Saved data entries
* Begin *

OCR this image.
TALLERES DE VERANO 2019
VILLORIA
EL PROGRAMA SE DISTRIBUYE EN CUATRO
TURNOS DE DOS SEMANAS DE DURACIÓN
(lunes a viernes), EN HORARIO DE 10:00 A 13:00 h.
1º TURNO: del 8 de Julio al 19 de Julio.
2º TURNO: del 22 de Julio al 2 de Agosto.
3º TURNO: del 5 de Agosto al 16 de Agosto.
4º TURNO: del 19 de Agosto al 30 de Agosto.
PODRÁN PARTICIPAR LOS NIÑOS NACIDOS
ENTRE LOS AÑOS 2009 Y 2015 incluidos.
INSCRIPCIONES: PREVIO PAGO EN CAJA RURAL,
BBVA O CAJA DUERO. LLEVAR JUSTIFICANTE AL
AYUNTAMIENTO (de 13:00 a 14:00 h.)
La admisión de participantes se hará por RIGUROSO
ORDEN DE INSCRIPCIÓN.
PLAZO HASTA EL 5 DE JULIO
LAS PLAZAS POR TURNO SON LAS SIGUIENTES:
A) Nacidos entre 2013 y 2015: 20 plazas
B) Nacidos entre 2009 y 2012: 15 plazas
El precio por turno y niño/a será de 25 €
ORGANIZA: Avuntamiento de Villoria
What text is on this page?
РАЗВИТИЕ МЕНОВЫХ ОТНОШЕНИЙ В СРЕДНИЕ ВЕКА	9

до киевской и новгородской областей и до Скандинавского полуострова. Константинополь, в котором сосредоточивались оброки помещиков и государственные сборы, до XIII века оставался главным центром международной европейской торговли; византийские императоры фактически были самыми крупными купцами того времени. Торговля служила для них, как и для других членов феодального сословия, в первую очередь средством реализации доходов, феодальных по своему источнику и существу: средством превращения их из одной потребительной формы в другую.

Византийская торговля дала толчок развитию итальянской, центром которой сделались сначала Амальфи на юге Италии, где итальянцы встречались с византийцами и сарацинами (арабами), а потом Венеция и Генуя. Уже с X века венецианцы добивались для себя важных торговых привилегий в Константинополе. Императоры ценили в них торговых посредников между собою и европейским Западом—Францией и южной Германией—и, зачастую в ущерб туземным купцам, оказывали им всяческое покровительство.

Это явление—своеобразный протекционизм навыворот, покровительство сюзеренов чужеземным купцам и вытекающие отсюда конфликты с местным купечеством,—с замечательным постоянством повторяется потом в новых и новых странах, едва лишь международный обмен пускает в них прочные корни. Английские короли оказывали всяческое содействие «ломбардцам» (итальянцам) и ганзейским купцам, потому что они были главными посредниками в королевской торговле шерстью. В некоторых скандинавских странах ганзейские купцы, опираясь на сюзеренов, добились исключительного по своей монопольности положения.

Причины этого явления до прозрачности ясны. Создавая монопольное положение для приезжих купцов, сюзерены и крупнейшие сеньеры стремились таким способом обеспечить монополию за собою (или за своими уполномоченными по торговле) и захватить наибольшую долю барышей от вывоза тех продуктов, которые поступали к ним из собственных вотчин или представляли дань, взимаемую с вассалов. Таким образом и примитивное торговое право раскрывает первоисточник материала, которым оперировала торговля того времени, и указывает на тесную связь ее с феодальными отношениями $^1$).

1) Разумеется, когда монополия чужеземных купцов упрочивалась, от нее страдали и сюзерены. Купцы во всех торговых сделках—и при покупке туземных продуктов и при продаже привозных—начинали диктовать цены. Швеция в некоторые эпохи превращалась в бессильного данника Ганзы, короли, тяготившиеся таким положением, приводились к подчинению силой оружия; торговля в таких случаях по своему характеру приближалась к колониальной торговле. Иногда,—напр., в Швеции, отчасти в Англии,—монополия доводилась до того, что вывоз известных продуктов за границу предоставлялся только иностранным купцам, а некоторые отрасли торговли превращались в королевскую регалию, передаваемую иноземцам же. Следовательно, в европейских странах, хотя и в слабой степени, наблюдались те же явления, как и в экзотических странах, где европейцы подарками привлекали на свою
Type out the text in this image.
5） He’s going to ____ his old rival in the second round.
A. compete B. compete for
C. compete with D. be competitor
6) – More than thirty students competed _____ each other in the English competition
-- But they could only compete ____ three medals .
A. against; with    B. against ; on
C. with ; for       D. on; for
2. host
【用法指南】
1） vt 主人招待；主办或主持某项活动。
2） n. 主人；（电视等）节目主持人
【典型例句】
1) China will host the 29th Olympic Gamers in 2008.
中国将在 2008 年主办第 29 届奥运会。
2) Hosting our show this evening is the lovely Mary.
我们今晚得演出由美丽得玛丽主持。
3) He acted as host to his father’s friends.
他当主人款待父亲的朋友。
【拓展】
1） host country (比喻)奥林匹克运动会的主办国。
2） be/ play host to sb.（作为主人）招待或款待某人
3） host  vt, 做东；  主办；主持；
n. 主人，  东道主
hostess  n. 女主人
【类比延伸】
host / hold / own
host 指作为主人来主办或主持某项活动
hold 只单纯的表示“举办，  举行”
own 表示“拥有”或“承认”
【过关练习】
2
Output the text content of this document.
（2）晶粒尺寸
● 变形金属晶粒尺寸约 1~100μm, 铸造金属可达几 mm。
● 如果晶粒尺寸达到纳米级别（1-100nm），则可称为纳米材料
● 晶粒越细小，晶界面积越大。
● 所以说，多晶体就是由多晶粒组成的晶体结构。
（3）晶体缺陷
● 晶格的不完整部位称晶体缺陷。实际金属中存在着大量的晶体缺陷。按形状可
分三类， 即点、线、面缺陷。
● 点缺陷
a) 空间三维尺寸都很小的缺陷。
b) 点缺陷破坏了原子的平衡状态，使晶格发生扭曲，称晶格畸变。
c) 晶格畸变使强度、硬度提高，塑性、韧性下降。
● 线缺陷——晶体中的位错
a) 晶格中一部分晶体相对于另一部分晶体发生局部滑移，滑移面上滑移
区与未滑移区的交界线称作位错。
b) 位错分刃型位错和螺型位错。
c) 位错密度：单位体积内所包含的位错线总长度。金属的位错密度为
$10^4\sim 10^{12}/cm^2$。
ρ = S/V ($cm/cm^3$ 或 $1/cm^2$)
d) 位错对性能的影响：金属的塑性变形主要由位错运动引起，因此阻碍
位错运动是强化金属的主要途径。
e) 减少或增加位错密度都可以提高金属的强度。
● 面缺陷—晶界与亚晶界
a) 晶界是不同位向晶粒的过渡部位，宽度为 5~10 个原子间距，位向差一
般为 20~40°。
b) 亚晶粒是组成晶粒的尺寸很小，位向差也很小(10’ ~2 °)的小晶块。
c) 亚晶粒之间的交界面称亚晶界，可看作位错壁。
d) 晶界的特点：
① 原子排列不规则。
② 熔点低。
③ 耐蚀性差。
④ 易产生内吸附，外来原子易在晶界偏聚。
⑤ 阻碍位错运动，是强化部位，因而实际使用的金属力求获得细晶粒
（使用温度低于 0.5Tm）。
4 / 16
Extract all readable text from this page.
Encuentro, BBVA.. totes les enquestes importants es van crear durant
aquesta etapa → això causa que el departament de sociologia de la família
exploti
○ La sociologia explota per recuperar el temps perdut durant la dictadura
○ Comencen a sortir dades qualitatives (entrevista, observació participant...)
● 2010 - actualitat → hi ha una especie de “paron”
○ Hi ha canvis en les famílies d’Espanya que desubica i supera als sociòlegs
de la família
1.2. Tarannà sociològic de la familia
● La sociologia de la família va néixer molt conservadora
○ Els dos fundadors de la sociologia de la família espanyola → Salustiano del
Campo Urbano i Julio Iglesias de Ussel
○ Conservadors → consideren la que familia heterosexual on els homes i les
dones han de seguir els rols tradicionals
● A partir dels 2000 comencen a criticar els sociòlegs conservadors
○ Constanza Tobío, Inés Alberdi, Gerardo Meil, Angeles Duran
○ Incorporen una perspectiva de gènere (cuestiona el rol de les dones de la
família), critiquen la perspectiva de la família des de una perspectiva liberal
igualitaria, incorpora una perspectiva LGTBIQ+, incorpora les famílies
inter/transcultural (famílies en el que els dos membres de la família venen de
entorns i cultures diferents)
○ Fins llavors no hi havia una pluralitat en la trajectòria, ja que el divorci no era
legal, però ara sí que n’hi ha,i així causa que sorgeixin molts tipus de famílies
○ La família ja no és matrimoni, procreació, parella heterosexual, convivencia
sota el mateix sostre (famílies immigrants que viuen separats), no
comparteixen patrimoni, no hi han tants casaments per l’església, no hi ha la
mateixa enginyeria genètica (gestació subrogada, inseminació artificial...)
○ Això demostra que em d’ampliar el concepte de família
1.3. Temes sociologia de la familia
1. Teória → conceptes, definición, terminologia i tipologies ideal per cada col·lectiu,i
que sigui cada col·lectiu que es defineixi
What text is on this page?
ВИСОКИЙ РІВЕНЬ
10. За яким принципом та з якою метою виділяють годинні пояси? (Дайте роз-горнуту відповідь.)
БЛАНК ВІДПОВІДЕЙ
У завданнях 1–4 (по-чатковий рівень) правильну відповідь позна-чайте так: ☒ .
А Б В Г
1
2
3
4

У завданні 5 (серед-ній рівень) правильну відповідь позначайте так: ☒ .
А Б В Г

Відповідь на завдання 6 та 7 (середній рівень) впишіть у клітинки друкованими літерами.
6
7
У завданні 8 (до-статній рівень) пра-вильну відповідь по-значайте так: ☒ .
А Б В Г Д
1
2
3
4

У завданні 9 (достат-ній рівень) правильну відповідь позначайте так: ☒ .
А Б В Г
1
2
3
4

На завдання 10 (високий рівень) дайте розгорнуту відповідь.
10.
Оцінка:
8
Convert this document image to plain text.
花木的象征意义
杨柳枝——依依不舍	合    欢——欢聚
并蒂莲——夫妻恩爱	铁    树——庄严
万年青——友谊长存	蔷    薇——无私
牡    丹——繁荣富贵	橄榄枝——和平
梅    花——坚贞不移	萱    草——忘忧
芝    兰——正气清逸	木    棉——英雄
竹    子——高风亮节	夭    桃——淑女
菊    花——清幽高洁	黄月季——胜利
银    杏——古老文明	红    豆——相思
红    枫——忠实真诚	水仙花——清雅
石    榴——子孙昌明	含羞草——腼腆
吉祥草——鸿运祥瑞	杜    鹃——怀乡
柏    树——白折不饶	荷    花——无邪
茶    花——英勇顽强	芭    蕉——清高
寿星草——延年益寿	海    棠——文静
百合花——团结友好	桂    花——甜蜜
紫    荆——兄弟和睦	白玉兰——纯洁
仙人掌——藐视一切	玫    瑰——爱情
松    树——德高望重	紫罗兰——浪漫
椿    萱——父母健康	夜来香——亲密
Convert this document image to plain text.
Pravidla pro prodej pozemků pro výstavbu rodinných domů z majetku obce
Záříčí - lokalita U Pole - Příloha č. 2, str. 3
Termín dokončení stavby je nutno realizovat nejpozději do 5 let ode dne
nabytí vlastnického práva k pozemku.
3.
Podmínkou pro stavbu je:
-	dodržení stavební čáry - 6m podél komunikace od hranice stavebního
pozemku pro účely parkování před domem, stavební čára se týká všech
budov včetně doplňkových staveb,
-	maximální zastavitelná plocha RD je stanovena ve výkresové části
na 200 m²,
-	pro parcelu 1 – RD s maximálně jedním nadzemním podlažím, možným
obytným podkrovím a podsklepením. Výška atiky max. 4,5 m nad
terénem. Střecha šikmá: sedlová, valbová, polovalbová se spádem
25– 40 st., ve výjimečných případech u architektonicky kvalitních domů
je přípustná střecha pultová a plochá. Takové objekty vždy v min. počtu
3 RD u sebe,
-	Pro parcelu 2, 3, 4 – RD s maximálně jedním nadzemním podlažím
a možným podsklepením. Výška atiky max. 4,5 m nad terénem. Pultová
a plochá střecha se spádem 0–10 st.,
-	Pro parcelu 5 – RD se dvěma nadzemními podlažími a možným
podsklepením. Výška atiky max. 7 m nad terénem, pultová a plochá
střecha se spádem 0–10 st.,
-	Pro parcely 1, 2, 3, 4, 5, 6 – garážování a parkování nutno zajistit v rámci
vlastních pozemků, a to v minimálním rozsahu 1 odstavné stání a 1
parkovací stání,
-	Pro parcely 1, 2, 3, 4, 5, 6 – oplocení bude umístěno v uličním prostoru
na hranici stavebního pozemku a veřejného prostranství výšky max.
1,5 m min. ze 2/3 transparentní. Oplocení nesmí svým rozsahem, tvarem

* End *

### [TASK TO COMPLETE]
Return every line in the listing that contains the word "spádem".

### [ANSWER BELOW]
terénem. Střecha šikmá: sedlová, valbová, polovalbová se spádem
a plochá střecha se spádem 0–10 st.,
střecha se spádem 0–10 st.,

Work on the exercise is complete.